▸ Short problem
Your task is to print every entry below exactly as given.

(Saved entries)
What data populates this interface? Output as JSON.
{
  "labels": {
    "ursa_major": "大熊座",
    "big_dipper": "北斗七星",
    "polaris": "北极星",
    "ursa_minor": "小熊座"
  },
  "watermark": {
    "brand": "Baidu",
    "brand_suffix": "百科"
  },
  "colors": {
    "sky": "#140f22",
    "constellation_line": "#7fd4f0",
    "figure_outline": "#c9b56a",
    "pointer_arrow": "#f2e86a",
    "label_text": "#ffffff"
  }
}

▸ Response below
What data populates this interface? Output as JSON.
{
  "labels": {
    "ursa_major": "大熊座",
    "big_dipper": "北斗七星",
    "polaris": "北极星",
    "ursa_minor": "小熊座"
  },
  "watermark": {
    "brand": "Baidu",
    "brand_suffix": "百科"
  },
  "colors": {
    "sky": "#140f22",
    "constellation_line": "#7fd4f0",
    "figure_outline": "#c9b56a",
    "pointer_arrow": "#f2e86a",
    "label_text": "#ffffff"
  }
}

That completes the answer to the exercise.